▶ _STORED RECORDS_
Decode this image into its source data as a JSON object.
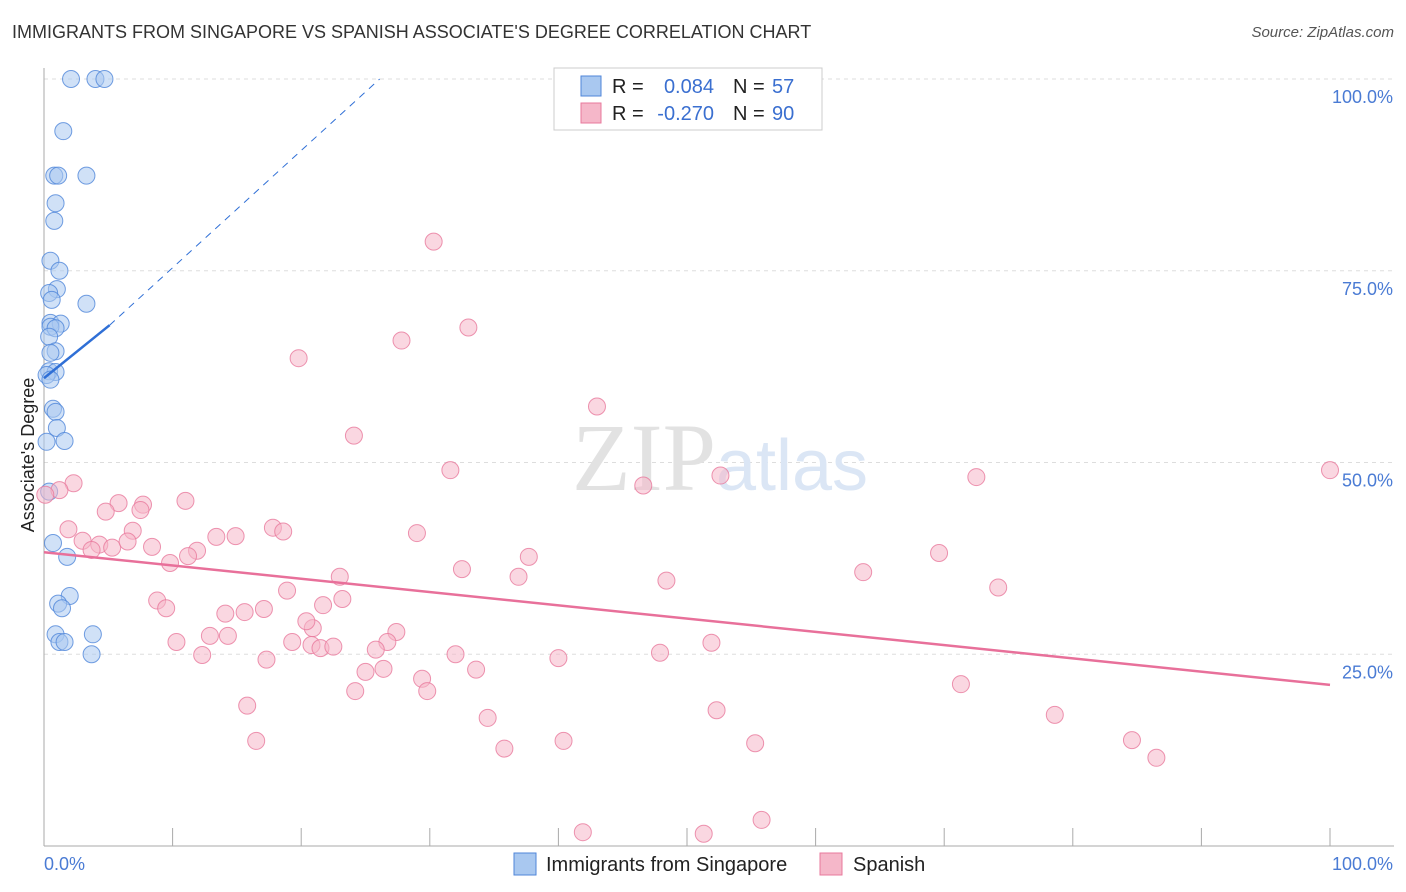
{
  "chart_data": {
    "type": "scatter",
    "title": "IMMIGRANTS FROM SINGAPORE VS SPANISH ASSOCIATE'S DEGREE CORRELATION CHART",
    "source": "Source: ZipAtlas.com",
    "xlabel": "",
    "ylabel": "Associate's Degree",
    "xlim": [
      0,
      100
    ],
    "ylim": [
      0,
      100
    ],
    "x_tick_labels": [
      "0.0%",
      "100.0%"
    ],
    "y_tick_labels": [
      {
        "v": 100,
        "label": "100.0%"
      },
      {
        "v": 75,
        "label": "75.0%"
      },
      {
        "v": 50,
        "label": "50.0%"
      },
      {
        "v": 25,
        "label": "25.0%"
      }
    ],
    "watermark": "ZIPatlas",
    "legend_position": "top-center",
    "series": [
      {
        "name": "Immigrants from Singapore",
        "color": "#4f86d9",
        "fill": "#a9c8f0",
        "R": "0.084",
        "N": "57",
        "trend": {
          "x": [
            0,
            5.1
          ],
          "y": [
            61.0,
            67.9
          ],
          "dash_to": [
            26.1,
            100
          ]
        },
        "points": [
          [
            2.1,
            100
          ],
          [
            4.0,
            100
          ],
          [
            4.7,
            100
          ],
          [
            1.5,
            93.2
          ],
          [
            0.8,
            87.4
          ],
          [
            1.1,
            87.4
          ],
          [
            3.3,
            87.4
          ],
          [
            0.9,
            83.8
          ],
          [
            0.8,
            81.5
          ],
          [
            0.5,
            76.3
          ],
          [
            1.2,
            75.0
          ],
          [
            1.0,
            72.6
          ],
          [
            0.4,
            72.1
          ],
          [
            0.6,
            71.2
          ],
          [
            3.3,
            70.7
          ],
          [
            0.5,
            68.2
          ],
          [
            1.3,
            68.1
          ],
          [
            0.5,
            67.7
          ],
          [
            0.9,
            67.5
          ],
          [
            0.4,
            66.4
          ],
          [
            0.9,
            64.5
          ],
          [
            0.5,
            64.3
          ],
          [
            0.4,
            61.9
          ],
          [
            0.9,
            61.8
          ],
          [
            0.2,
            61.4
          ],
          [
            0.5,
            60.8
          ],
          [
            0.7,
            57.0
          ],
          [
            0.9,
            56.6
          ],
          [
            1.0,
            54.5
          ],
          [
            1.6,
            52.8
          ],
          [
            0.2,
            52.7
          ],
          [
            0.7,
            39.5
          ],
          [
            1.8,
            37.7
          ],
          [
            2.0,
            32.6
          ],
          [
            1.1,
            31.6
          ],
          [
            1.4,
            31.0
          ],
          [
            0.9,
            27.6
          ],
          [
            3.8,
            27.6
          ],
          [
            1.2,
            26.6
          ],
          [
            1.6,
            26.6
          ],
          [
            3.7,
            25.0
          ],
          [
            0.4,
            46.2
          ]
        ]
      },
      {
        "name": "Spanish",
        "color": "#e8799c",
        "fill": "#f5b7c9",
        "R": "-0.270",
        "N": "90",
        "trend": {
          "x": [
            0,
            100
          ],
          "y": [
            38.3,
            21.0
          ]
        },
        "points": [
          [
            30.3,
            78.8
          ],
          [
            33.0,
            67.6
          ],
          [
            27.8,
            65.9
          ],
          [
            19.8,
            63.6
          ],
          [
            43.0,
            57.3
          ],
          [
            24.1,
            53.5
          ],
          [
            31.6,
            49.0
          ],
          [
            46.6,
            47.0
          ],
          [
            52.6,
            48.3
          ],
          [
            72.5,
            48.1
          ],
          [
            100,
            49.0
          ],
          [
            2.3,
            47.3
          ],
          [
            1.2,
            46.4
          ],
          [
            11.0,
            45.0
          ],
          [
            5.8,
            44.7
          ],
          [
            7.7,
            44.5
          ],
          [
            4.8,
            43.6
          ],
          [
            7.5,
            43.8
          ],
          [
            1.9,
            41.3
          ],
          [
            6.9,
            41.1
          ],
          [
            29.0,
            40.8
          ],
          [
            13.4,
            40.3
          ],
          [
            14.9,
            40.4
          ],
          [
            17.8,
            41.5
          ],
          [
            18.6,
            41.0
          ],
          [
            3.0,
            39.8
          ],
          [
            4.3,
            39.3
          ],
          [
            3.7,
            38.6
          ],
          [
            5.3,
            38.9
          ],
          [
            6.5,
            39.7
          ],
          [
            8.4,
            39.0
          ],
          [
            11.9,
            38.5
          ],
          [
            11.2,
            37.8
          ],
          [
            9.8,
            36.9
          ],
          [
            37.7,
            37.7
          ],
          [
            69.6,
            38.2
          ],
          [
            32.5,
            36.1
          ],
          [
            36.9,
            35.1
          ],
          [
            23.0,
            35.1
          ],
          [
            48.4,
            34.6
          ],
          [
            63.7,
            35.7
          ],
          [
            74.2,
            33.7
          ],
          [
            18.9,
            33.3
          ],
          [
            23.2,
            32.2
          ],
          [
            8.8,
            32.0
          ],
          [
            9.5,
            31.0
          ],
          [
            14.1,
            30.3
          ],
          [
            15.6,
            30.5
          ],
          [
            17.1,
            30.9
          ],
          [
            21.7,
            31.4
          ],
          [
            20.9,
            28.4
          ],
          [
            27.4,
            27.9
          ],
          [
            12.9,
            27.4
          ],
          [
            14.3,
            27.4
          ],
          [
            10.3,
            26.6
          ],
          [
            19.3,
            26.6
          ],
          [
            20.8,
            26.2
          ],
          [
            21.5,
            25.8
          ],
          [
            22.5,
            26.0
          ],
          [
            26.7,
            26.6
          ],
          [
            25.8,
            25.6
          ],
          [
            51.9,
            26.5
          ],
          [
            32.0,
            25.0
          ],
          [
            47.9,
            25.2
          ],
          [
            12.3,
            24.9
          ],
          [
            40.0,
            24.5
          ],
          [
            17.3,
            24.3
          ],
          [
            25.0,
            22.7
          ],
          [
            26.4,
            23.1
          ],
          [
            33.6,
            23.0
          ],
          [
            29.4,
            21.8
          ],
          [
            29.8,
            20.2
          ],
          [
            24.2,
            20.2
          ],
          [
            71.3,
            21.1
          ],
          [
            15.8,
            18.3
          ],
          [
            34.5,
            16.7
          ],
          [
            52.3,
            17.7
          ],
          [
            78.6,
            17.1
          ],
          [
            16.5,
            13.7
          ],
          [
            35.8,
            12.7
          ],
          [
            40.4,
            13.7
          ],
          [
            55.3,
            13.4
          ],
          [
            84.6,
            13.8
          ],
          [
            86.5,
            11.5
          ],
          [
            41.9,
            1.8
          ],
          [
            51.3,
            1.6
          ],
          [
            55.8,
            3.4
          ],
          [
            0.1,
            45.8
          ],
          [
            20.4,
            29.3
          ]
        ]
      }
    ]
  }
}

* * *

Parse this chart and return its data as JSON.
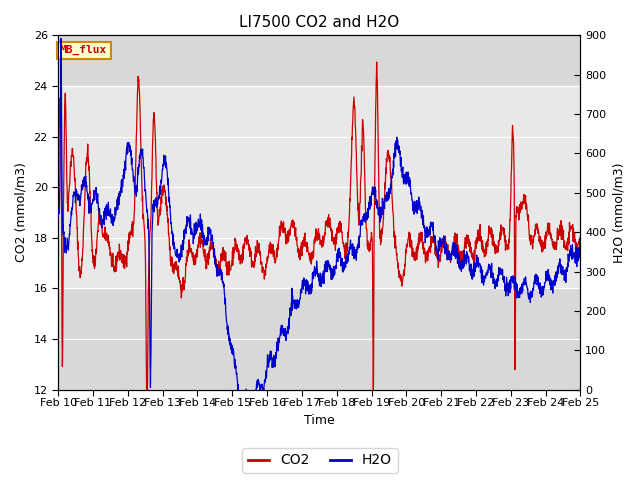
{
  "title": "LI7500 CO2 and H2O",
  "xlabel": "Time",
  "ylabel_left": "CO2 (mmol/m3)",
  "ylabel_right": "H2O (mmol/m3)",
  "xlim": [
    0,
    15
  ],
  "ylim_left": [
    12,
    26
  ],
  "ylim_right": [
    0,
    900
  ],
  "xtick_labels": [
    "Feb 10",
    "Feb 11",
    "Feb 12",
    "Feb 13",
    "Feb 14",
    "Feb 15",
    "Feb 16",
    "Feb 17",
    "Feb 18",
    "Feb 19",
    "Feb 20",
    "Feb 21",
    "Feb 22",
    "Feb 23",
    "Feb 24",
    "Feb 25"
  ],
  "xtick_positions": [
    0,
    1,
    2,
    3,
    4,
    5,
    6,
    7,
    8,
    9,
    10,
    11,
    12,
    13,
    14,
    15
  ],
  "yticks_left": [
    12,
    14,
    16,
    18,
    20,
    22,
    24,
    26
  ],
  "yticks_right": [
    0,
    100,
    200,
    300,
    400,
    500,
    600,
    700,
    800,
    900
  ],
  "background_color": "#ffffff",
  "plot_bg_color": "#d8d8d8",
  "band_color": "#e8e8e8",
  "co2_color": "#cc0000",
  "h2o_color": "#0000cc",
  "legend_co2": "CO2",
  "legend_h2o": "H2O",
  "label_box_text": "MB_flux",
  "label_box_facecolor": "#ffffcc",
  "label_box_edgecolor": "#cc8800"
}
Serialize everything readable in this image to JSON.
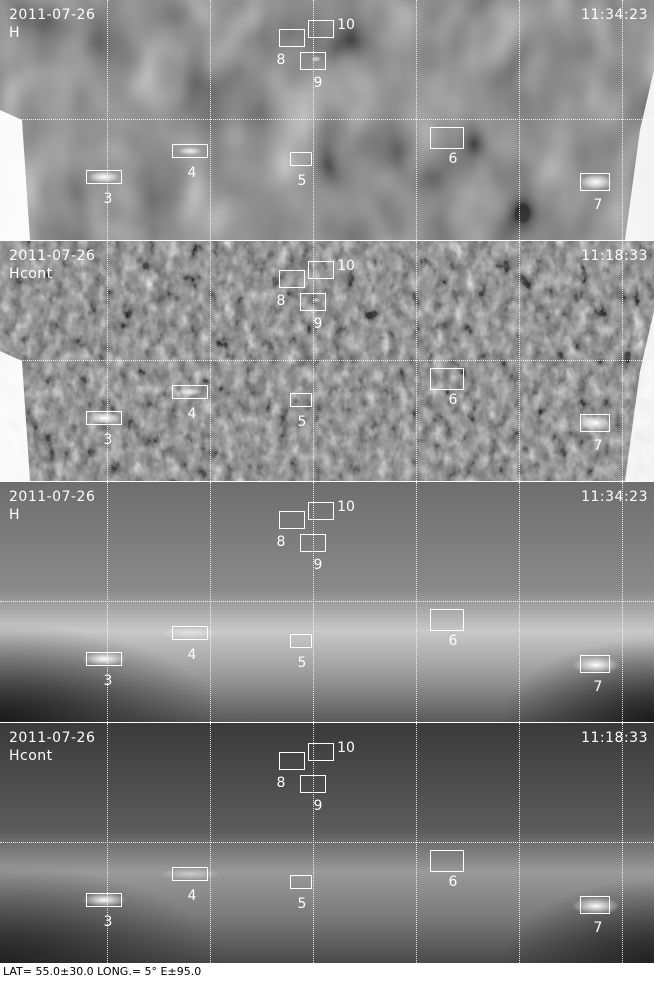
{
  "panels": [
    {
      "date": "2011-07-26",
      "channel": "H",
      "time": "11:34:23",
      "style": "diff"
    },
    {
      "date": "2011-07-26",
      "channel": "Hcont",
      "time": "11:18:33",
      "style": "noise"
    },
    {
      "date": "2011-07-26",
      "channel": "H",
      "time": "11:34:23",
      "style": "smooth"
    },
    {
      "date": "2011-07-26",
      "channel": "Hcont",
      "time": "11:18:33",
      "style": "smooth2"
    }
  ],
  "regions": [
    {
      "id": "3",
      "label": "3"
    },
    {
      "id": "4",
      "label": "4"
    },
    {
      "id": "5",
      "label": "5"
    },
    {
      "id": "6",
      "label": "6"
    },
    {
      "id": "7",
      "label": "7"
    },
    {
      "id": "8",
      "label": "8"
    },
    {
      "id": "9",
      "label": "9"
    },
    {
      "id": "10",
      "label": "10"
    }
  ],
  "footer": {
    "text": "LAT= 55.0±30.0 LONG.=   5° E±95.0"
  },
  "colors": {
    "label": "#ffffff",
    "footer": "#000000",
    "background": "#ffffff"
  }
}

▶ _WORK REQUIRED_
In the listing, find every line containing the word "JSON" and list it.

▶ _TASK SOLUTION_
Decode this image into its source data as a JSON object.
Parse this chart and return its data as JSON.
Serialize everything readable in this image to JSON.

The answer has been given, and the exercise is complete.